(Extracted records)
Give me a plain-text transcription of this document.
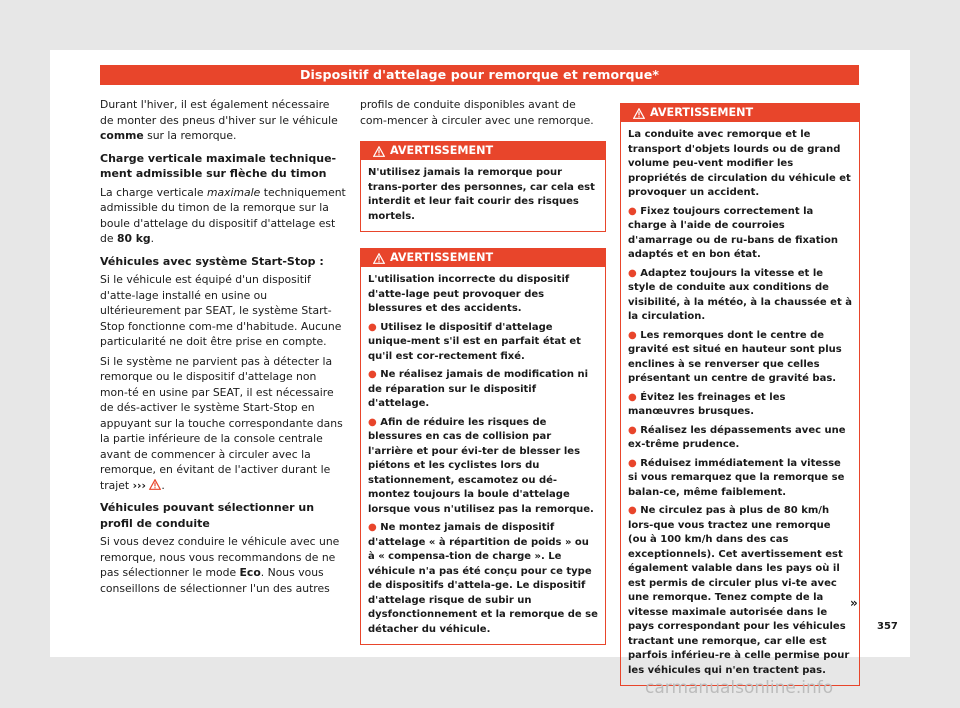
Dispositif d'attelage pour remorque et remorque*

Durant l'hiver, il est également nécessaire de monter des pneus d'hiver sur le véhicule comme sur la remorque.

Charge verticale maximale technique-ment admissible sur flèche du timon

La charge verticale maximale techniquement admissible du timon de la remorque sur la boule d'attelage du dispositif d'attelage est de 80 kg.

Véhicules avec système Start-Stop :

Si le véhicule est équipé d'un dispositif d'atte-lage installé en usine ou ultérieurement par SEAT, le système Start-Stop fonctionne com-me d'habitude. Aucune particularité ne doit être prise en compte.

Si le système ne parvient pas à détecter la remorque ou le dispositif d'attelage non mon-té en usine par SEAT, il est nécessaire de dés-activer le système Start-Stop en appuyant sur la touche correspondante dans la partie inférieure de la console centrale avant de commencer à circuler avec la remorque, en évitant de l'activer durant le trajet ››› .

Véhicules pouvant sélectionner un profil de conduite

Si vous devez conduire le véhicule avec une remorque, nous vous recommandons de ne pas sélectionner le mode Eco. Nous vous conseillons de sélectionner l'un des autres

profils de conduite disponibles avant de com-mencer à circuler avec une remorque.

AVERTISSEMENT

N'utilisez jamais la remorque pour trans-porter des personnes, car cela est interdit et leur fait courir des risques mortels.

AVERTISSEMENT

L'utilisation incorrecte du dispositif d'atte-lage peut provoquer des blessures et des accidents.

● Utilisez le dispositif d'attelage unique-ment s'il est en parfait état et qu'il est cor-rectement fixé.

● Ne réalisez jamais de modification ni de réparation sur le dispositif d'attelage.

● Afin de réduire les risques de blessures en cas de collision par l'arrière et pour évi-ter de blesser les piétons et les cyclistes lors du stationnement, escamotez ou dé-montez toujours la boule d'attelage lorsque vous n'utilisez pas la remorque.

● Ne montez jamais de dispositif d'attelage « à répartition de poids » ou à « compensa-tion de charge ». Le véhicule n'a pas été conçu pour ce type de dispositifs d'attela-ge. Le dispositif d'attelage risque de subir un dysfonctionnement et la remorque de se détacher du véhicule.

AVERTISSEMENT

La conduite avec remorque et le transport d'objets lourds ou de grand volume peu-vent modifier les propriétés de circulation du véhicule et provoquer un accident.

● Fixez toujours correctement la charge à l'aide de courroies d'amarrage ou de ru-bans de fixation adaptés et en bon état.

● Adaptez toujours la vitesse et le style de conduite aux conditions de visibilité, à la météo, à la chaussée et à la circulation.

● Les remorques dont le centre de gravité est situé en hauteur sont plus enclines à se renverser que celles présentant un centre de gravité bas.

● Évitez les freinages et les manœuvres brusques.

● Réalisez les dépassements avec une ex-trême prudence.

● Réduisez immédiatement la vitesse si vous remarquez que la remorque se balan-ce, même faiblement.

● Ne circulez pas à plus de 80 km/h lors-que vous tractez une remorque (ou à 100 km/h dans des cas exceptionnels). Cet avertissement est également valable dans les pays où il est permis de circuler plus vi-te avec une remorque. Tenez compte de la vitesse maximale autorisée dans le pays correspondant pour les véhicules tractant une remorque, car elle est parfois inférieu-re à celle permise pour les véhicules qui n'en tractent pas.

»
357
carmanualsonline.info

_Written exercise_
Transcribe the records above exactly, leaving out every picture.

_Output of the exercise_
Give me a plain-text transcription of this document.
Dispositif d'attelage pour remorque et remorque*

Durant l'hiver, il est également nécessaire de monter des pneus d'hiver sur le véhicule comme sur la remorque.

Charge verticale maximale technique-ment admissible sur flèche du timon

La charge verticale maximale techniquement admissible du timon de la remorque sur la boule d'attelage du dispositif d'attelage est de 80 kg.

Véhicules avec système Start-Stop :

Si le véhicule est équipé d'un dispositif d'atte-lage installé en usine ou ultérieurement par SEAT, le système Start-Stop fonctionne com-me d'habitude. Aucune particularité ne doit être prise en compte.

Si le système ne parvient pas à détecter la remorque ou le dispositif d'attelage non mon-té en usine par SEAT, il est nécessaire de dés-activer le système Start-Stop en appuyant sur la touche correspondante dans la partie inférieure de la console centrale avant de commencer à circuler avec la remorque, en évitant de l'activer durant le trajet ››› .

Véhicules pouvant sélectionner un profil de conduite

Si vous devez conduire le véhicule avec une remorque, nous vous recommandons de ne pas sélectionner le mode Eco. Nous vous conseillons de sélectionner l'un des autres

profils de conduite disponibles avant de com-mencer à circuler avec une remorque.

AVERTISSEMENT

N'utilisez jamais la remorque pour trans-porter des personnes, car cela est interdit et leur fait courir des risques mortels.

AVERTISSEMENT

L'utilisation incorrecte du dispositif d'atte-lage peut provoquer des blessures et des accidents.

● Utilisez le dispositif d'attelage unique-ment s'il est en parfait état et qu'il est cor-rectement fixé.

● Ne réalisez jamais de modification ni de réparation sur le dispositif d'attelage.

● Afin de réduire les risques de blessures en cas de collision par l'arrière et pour évi-ter de blesser les piétons et les cyclistes lors du stationnement, escamotez ou dé-montez toujours la boule d'attelage lorsque vous n'utilisez pas la remorque.

● Ne montez jamais de dispositif d'attelage « à répartition de poids » ou à « compensa-tion de charge ». Le véhicule n'a pas été conçu pour ce type de dispositifs d'attela-ge. Le dispositif d'attelage risque de subir un dysfonctionnement et la remorque de se détacher du véhicule.

AVERTISSEMENT

La conduite avec remorque et le transport d'objets lourds ou de grand volume peu-vent modifier les propriétés de circulation du véhicule et provoquer un accident.

● Fixez toujours correctement la charge à l'aide de courroies d'amarrage ou de ru-bans de fixation adaptés et en bon état.

● Adaptez toujours la vitesse et le style de conduite aux conditions de visibilité, à la météo, à la chaussée et à la circulation.

● Les remorques dont le centre de gravité est situé en hauteur sont plus enclines à se renverser que celles présentant un centre de gravité bas.

● Évitez les freinages et les manœuvres brusques.

● Réalisez les dépassements avec une ex-trême prudence.

● Réduisez immédiatement la vitesse si vous remarquez que la remorque se balan-ce, même faiblement.

● Ne circulez pas à plus de 80 km/h lors-que vous tractez une remorque (ou à 100 km/h dans des cas exceptionnels). Cet avertissement est également valable dans les pays où il est permis de circuler plus vi-te avec une remorque. Tenez compte de la vitesse maximale autorisée dans le pays correspondant pour les véhicules tractant une remorque, car elle est parfois inférieu-re à celle permise pour les véhicules qui n'en tractent pas.

»
357
carmanualsonline.info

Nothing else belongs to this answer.